#### Exercise requirements:
Scan the listing below. Report each line that includes "ylabel".

* Begin Recorded data *

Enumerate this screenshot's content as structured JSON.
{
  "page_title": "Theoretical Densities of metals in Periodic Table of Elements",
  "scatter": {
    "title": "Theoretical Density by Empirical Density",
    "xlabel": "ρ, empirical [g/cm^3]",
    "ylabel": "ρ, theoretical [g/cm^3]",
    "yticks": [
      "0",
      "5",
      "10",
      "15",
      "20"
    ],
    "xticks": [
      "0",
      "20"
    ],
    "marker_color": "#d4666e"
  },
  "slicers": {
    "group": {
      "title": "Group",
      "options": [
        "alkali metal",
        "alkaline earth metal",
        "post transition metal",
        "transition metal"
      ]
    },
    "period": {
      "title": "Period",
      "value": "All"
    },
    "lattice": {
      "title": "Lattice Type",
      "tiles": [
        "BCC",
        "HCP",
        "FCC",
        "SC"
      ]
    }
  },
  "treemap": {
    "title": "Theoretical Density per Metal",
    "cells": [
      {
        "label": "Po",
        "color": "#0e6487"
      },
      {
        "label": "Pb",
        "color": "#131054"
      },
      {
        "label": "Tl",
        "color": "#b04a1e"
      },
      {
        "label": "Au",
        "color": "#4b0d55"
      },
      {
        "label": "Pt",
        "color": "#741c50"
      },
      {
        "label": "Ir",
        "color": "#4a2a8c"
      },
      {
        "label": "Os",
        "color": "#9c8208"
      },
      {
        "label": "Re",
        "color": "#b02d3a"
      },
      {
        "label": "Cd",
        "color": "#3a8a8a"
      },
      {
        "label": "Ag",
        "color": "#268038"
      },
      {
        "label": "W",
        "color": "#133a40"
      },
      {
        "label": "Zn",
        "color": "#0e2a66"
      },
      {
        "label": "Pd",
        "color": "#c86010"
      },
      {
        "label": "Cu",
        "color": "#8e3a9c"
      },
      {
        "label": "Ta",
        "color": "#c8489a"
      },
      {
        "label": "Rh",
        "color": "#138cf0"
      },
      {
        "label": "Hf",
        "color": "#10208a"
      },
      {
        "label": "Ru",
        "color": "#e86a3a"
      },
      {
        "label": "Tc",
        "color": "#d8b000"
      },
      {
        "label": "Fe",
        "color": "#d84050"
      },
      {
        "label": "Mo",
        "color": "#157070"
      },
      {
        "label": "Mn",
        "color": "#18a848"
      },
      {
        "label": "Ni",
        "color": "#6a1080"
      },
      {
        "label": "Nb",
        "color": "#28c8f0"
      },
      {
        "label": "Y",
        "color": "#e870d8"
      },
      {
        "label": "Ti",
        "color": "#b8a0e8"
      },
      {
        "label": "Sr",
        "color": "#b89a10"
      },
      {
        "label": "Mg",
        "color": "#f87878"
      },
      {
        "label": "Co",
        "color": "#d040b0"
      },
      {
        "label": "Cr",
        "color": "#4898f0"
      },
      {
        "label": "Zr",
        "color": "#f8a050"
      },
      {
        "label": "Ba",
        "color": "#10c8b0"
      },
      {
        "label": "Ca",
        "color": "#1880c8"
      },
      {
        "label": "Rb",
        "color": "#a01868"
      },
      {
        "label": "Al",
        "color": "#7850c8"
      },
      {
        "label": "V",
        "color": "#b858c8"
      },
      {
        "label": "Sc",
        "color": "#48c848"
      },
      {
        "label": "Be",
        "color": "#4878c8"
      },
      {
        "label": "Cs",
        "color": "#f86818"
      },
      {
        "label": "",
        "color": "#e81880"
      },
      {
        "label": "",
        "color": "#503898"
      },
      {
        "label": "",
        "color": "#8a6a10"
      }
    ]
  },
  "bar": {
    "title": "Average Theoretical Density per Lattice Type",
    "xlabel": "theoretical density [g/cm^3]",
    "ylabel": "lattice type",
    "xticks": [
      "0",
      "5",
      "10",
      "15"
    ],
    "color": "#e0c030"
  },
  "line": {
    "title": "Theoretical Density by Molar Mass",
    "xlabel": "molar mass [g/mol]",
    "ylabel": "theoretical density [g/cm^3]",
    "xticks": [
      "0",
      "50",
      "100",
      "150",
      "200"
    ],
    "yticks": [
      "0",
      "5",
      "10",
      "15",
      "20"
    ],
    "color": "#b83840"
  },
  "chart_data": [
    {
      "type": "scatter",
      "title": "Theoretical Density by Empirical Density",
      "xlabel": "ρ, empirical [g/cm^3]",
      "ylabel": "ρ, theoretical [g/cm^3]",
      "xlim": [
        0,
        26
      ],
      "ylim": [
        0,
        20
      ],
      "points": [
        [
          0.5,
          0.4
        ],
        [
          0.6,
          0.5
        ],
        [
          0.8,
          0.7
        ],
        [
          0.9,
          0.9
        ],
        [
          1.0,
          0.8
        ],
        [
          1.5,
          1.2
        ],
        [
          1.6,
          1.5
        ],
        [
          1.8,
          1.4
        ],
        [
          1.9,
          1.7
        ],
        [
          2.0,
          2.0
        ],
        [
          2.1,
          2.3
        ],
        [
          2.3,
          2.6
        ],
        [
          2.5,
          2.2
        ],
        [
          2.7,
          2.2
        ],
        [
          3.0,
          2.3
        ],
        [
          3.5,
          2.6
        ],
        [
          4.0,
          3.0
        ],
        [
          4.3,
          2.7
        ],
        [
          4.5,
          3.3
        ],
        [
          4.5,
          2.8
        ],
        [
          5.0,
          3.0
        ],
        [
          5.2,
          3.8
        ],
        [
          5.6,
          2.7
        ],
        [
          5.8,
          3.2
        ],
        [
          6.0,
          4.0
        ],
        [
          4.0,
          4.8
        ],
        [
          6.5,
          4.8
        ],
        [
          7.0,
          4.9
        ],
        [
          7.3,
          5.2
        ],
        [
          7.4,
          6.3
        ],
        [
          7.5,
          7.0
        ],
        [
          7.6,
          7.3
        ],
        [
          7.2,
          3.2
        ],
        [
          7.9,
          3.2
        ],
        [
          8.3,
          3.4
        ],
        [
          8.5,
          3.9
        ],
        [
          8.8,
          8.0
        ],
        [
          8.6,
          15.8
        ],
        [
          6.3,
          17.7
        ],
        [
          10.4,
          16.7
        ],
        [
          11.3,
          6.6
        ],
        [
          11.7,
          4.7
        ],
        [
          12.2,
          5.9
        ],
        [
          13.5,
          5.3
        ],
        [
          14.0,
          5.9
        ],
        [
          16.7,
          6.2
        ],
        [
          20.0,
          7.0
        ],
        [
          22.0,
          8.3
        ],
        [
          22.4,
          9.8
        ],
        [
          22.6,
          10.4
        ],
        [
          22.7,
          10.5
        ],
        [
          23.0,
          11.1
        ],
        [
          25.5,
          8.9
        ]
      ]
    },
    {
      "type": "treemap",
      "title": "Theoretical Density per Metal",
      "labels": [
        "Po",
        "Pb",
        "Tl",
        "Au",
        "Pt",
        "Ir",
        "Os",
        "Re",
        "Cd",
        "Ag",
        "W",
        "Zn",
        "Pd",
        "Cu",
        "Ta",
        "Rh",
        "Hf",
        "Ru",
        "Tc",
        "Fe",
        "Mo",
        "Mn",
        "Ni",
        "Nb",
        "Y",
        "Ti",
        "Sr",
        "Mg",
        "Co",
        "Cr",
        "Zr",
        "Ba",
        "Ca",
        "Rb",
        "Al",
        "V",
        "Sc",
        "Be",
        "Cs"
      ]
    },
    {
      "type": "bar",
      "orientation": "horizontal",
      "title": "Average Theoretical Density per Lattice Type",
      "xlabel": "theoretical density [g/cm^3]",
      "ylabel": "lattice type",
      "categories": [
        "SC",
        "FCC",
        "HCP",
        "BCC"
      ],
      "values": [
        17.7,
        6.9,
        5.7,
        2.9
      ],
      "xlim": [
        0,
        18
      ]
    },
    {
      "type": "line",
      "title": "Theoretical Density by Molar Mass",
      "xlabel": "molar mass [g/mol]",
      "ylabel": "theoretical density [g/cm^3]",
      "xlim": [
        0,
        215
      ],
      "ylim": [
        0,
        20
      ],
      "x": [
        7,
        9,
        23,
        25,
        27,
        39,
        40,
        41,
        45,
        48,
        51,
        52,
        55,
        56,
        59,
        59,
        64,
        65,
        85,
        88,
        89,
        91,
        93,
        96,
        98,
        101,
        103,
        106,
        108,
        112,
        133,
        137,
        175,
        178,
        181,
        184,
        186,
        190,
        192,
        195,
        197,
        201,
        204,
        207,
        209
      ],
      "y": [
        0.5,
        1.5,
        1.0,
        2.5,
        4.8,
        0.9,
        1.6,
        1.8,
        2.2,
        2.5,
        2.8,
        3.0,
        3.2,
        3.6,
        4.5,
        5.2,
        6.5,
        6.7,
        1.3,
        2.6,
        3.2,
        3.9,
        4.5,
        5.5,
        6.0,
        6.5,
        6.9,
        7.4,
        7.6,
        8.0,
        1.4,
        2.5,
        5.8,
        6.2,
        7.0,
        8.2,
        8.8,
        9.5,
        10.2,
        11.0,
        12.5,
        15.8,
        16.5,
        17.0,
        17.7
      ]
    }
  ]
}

* End Recorded data *

#### Answer in full:
    "ylabel": "ρ, theoretical [g/cm^3]",
    "ylabel": "lattice type",
    "ylabel": "theoretical density [g/cm^3]",
      "ylabel": "ρ, theoretical [g/cm^3]",
      "ylabel": "lattice type",
      "ylabel": "theoretical density [g/cm^3]",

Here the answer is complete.